■ **EXERCISE BRIEF**
Copy each line below without leaving any out.

[Stored records]
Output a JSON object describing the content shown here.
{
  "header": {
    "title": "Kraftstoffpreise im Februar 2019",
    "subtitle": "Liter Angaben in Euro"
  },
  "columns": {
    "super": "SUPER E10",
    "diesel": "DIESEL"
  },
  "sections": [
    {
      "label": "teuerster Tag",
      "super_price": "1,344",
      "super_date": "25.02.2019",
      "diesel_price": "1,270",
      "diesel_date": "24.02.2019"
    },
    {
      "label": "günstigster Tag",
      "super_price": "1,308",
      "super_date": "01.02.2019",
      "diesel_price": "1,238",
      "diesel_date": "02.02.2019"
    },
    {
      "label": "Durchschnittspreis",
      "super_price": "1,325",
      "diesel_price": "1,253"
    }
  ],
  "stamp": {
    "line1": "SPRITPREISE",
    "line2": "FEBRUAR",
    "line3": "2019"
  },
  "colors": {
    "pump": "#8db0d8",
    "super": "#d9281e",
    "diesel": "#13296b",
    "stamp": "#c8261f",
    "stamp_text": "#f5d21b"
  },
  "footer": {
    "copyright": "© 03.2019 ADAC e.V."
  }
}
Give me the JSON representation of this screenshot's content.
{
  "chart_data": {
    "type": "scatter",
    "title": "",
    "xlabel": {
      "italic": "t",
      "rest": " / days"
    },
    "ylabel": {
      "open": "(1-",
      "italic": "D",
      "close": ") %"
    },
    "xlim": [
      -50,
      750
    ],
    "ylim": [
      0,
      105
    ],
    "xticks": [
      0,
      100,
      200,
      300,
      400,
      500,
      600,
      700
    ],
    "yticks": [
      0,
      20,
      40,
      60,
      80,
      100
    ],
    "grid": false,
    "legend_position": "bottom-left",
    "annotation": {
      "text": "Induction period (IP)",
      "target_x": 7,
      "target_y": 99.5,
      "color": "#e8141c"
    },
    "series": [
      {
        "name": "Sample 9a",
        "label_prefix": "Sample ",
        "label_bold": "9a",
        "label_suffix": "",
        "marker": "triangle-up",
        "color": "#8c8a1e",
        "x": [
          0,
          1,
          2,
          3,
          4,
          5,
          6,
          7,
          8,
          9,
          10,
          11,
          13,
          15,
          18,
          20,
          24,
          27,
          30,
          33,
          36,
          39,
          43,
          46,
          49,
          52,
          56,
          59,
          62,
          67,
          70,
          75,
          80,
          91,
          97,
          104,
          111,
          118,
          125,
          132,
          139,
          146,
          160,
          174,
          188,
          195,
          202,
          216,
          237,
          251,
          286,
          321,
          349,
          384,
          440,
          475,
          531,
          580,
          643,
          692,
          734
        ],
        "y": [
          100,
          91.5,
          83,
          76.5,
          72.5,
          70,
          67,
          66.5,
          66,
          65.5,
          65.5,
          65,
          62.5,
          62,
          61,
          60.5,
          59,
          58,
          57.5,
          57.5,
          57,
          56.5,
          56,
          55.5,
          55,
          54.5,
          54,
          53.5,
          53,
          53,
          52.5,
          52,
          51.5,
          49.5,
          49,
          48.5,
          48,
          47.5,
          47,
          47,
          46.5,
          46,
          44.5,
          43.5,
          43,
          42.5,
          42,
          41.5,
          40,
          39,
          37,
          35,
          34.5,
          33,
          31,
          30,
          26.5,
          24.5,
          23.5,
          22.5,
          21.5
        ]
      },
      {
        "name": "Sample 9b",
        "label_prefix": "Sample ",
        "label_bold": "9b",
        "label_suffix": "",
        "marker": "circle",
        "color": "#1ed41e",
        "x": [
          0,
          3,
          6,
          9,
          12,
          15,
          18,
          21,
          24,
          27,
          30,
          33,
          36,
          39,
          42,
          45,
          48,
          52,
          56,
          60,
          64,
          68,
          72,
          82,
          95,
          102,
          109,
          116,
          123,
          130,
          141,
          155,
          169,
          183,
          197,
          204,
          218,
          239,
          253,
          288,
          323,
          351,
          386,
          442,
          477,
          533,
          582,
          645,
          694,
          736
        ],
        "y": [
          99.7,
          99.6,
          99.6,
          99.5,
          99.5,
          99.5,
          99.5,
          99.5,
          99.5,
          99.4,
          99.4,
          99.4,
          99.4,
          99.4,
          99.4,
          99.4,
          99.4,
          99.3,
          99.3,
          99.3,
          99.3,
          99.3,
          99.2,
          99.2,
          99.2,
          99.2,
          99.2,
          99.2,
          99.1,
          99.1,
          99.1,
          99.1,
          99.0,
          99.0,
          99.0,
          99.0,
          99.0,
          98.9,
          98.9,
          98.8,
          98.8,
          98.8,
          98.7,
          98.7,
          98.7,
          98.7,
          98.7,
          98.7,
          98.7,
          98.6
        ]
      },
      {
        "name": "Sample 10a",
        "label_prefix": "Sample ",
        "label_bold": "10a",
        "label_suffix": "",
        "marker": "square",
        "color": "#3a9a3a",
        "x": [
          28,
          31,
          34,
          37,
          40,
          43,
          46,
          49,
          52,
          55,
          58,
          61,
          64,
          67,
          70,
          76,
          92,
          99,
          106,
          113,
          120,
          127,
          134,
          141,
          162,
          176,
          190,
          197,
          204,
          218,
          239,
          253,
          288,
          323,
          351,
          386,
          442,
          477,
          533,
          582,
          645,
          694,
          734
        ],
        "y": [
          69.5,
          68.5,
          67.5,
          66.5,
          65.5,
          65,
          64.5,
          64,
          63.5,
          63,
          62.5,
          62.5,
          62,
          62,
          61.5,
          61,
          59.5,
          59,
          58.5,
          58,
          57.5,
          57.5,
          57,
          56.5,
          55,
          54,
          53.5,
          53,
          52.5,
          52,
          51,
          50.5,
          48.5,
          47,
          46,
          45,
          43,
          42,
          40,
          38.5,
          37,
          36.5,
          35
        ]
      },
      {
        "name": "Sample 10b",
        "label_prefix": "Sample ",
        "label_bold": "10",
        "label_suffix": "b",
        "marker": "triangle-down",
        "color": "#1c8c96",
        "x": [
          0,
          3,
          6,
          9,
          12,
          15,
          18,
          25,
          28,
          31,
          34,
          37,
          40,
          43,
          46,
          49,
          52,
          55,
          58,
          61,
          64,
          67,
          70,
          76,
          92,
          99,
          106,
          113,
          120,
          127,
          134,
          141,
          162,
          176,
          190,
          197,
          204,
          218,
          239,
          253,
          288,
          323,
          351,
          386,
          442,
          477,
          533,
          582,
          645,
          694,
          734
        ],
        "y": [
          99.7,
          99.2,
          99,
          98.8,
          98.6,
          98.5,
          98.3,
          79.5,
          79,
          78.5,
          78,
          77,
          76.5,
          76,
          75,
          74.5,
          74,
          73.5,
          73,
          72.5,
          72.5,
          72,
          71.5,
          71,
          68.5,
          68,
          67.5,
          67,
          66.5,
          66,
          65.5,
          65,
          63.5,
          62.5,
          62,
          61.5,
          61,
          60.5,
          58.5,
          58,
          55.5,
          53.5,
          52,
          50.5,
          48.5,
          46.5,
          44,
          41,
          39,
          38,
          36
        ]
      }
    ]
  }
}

■ **FINAL ANSWER**
Output a JSON object describing the content shown here.
{
  "header": {
    "title": "Kraftstoffpreise im Februar 2019",
    "subtitle": "Liter Angaben in Euro"
  },
  "columns": {
    "super": "SUPER E10",
    "diesel": "DIESEL"
  },
  "sections": [
    {
      "label": "teuerster Tag",
      "super_price": "1,344",
      "super_date": "25.02.2019",
      "diesel_price": "1,270",
      "diesel_date": "24.02.2019"
    },
    {
      "label": "günstigster Tag",
      "super_price": "1,308",
      "super_date": "01.02.2019",
      "diesel_price": "1,238",
      "diesel_date": "02.02.2019"
    },
    {
      "label": "Durchschnittspreis",
      "super_price": "1,325",
      "diesel_price": "1,253"
    }
  ],
  "stamp": {
    "line1": "SPRITPREISE",
    "line2": "FEBRUAR",
    "line3": "2019"
  },
  "colors": {
    "pump": "#8db0d8",
    "super": "#d9281e",
    "diesel": "#13296b",
    "stamp": "#c8261f",
    "stamp_text": "#f5d21b"
  },
  "footer": {
    "copyright": "© 03.2019 ADAC e.V."
  }
}
Give me the JSON representation of this screenshot's content.
{
  "chart_data": {
    "type": "scatter",
    "title": "",
    "xlabel": {
      "italic": "t",
      "rest": " / days"
    },
    "ylabel": {
      "open": "(1-",
      "italic": "D",
      "close": ") %"
    },
    "xlim": [
      -50,
      750
    ],
    "ylim": [
      0,
      105
    ],
    "xticks": [
      0,
      100,
      200,
      300,
      400,
      500,
      600,
      700
    ],
    "yticks": [
      0,
      20,
      40,
      60,
      80,
      100
    ],
    "grid": false,
    "legend_position": "bottom-left",
    "annotation": {
      "text": "Induction period (IP)",
      "target_x": 7,
      "target_y": 99.5,
      "color": "#e8141c"
    },
    "series": [
      {
        "name": "Sample 9a",
        "label_prefix": "Sample ",
        "label_bold": "9a",
        "label_suffix": "",
        "marker": "triangle-up",
        "color": "#8c8a1e",
        "x": [
          0,
          1,
          2,
          3,
          4,
          5,
          6,
          7,
          8,
          9,
          10,
          11,
          13,
          15,
          18,
          20,
          24,
          27,
          30,
          33,
          36,
          39,
          43,
          46,
          49,
          52,
          56,
          59,
          62,
          67,
          70,
          75,
          80,
          91,
          97,
          104,
          111,
          118,
          125,
          132,
          139,
          146,
          160,
          174,
          188,
          195,
          202,
          216,
          237,
          251,
          286,
          321,
          349,
          384,
          440,
          475,
          531,
          580,
          643,
          692,
          734
        ],
        "y": [
          100,
          91.5,
          83,
          76.5,
          72.5,
          70,
          67,
          66.5,
          66,
          65.5,
          65.5,
          65,
          62.5,
          62,
          61,
          60.5,
          59,
          58,
          57.5,
          57.5,
          57,
          56.5,
          56,
          55.5,
          55,
          54.5,
          54,
          53.5,
          53,
          53,
          52.5,
          52,
          51.5,
          49.5,
          49,
          48.5,
          48,
          47.5,
          47,
          47,
          46.5,
          46,
          44.5,
          43.5,
          43,
          42.5,
          42,
          41.5,
          40,
          39,
          37,
          35,
          34.5,
          33,
          31,
          30,
          26.5,
          24.5,
          23.5,
          22.5,
          21.5
        ]
      },
      {
        "name": "Sample 9b",
        "label_prefix": "Sample ",
        "label_bold": "9b",
        "label_suffix": "",
        "marker": "circle",
        "color": "#1ed41e",
        "x": [
          0,
          3,
          6,
          9,
          12,
          15,
          18,
          21,
          24,
          27,
          30,
          33,
          36,
          39,
          42,
          45,
          48,
          52,
          56,
          60,
          64,
          68,
          72,
          82,
          95,
          102,
          109,
          116,
          123,
          130,
          141,
          155,
          169,
          183,
          197,
          204,
          218,
          239,
          253,
          288,
          323,
          351,
          386,
          442,
          477,
          533,
          582,
          645,
          694,
          736
        ],
        "y": [
          99.7,
          99.6,
          99.6,
          99.5,
          99.5,
          99.5,
          99.5,
          99.5,
          99.5,
          99.4,
          99.4,
          99.4,
          99.4,
          99.4,
          99.4,
          99.4,
          99.4,
          99.3,
          99.3,
          99.3,
          99.3,
          99.3,
          99.2,
          99.2,
          99.2,
          99.2,
          99.2,
          99.2,
          99.1,
          99.1,
          99.1,
          99.1,
          99.0,
          99.0,
          99.0,
          99.0,
          99.0,
          98.9,
          98.9,
          98.8,
          98.8,
          98.8,
          98.7,
          98.7,
          98.7,
          98.7,
          98.7,
          98.7,
          98.7,
          98.6
        ]
      },
      {
        "name": "Sample 10a",
        "label_prefix": "Sample ",
        "label_bold": "10a",
        "label_suffix": "",
        "marker": "square",
        "color": "#3a9a3a",
        "x": [
          28,
          31,
          34,
          37,
          40,
          43,
          46,
          49,
          52,
          55,
          58,
          61,
          64,
          67,
          70,
          76,
          92,
          99,
          106,
          113,
          120,
          127,
          134,
          141,
          162,
          176,
          190,
          197,
          204,
          218,
          239,
          253,
          288,
          323,
          351,
          386,
          442,
          477,
          533,
          582,
          645,
          694,
          734
        ],
        "y": [
          69.5,
          68.5,
          67.5,
          66.5,
          65.5,
          65,
          64.5,
          64,
          63.5,
          63,
          62.5,
          62.5,
          62,
          62,
          61.5,
          61,
          59.5,
          59,
          58.5,
          58,
          57.5,
          57.5,
          57,
          56.5,
          55,
          54,
          53.5,
          53,
          52.5,
          52,
          51,
          50.5,
          48.5,
          47,
          46,
          45,
          43,
          42,
          40,
          38.5,
          37,
          36.5,
          35
        ]
      },
      {
        "name": "Sample 10b",
        "label_prefix": "Sample ",
        "label_bold": "10",
        "label_suffix": "b",
        "marker": "triangle-down",
        "color": "#1c8c96",
        "x": [
          0,
          3,
          6,
          9,
          12,
          15,
          18,
          25,
          28,
          31,
          34,
          37,
          40,
          43,
          46,
          49,
          52,
          55,
          58,
          61,
          64,
          67,
          70,
          76,
          92,
          99,
          106,
          113,
          120,
          127,
          134,
          141,
          162,
          176,
          190,
          197,
          204,
          218,
          239,
          253,
          288,
          323,
          351,
          386,
          442,
          477,
          533,
          582,
          645,
          694,
          734
        ],
        "y": [
          99.7,
          99.2,
          99,
          98.8,
          98.6,
          98.5,
          98.3,
          79.5,
          79,
          78.5,
          78,
          77,
          76.5,
          76,
          75,
          74.5,
          74,
          73.5,
          73,
          72.5,
          72.5,
          72,
          71.5,
          71,
          68.5,
          68,
          67.5,
          67,
          66.5,
          66,
          65.5,
          65,
          63.5,
          62.5,
          62,
          61.5,
          61,
          60.5,
          58.5,
          58,
          55.5,
          53.5,
          52,
          50.5,
          48.5,
          46.5,
          44,
          41,
          39,
          38,
          36
        ]
      }
    ]
  }
}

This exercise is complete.